■ **Exercise brief**
State the count of lines below in which the word "from" appears, and add nothing.

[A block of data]

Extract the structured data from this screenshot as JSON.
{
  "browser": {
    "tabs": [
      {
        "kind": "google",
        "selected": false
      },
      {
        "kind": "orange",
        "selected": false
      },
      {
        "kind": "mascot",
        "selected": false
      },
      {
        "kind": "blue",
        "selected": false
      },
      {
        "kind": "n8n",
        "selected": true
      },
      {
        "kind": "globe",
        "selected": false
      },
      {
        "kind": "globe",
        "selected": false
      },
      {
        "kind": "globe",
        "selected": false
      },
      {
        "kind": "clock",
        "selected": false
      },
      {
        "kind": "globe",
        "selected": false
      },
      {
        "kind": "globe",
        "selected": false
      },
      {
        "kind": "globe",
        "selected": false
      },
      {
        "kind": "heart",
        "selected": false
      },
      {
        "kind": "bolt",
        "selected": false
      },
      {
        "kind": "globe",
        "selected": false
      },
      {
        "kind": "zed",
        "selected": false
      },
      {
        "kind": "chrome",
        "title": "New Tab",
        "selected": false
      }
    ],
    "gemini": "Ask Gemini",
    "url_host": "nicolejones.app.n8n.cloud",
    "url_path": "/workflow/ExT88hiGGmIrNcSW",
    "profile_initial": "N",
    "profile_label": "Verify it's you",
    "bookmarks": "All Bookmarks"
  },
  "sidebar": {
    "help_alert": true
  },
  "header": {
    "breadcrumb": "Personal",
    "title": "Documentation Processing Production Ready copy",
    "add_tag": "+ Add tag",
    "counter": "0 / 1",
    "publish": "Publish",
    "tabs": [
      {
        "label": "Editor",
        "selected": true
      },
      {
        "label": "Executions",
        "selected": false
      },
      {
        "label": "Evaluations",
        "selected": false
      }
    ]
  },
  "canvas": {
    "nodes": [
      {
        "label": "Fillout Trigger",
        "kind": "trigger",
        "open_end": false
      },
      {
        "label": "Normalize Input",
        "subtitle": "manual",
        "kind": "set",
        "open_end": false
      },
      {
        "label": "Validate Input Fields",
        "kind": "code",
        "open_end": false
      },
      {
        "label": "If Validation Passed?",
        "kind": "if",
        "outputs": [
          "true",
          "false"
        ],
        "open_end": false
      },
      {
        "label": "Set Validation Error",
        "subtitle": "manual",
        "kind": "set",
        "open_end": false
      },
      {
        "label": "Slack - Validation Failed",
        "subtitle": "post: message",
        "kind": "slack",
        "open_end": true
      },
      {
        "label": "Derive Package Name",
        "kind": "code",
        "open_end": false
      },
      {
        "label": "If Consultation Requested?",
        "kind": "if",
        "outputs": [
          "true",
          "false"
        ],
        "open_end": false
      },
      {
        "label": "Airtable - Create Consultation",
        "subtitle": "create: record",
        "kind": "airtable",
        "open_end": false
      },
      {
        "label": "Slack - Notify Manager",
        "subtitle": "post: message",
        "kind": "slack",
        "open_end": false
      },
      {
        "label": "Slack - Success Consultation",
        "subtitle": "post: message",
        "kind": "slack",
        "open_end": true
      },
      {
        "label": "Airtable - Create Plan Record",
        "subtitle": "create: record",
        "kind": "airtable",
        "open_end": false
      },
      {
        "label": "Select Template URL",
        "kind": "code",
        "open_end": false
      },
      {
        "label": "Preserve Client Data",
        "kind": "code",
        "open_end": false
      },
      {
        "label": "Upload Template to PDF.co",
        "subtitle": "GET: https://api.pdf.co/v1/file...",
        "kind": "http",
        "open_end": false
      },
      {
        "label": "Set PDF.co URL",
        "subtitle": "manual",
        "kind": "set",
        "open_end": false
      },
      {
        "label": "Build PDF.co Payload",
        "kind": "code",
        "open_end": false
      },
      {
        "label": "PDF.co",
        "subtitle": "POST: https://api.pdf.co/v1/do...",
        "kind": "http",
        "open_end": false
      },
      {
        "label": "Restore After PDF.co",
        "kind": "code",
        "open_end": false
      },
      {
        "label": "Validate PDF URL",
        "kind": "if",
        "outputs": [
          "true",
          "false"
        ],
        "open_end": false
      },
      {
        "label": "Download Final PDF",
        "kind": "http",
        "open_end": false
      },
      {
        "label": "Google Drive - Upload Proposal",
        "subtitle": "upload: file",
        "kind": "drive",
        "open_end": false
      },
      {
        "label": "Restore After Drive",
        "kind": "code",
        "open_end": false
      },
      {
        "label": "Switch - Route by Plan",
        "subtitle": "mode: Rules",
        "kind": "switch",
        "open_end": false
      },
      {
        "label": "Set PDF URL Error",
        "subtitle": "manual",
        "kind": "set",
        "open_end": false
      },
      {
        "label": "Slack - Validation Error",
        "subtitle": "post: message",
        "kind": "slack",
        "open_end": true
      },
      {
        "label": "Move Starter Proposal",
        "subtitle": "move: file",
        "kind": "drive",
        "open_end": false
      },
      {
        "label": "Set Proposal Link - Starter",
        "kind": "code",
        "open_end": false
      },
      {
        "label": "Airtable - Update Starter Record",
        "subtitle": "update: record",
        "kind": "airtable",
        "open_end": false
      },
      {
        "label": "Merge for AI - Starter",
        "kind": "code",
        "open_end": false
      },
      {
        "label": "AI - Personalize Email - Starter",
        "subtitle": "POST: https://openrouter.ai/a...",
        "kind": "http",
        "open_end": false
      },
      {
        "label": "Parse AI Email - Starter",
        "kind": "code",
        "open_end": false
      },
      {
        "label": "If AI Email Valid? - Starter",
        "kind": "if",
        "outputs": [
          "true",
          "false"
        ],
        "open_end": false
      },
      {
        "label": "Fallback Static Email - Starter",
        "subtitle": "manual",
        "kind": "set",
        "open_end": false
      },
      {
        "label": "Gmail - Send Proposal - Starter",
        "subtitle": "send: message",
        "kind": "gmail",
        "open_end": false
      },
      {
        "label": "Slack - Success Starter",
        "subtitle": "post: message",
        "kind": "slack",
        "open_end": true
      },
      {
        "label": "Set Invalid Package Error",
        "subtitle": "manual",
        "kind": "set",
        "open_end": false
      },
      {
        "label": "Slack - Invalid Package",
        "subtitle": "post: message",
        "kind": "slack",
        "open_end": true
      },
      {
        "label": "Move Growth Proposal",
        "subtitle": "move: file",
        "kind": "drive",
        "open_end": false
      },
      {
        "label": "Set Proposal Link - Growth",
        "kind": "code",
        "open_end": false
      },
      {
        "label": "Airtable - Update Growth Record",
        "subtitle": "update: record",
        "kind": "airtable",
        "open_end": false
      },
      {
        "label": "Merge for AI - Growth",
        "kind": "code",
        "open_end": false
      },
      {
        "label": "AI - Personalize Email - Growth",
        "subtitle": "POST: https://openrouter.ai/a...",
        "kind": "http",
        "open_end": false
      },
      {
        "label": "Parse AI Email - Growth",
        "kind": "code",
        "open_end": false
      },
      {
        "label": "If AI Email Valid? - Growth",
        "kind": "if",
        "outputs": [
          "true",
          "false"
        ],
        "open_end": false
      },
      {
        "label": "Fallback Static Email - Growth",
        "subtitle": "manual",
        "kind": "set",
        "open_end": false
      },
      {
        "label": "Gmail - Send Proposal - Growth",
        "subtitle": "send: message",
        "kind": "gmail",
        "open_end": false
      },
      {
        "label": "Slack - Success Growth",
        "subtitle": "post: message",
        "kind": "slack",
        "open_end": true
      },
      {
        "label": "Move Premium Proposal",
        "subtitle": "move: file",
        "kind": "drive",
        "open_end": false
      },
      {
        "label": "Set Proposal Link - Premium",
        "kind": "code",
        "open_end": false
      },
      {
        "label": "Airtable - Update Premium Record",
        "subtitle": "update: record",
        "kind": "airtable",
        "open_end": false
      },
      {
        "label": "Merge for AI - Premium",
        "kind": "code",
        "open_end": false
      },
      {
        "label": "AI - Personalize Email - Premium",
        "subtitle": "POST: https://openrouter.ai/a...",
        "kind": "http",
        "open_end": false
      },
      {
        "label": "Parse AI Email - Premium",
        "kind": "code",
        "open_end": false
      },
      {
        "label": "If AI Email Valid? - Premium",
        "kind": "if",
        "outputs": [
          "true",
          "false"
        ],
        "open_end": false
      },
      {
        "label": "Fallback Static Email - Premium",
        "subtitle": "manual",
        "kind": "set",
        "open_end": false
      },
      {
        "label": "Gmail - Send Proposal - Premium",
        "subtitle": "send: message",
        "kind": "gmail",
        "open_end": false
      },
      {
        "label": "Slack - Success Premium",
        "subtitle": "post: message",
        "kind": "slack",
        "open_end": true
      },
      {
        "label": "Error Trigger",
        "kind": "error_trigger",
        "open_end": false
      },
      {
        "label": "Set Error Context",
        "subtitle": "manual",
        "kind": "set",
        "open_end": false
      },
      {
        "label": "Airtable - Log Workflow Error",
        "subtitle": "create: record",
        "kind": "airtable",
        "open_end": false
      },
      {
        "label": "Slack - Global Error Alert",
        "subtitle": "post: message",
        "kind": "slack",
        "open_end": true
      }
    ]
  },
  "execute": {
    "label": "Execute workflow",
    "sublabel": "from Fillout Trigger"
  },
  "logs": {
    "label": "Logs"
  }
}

■ **Output of the exercise**
2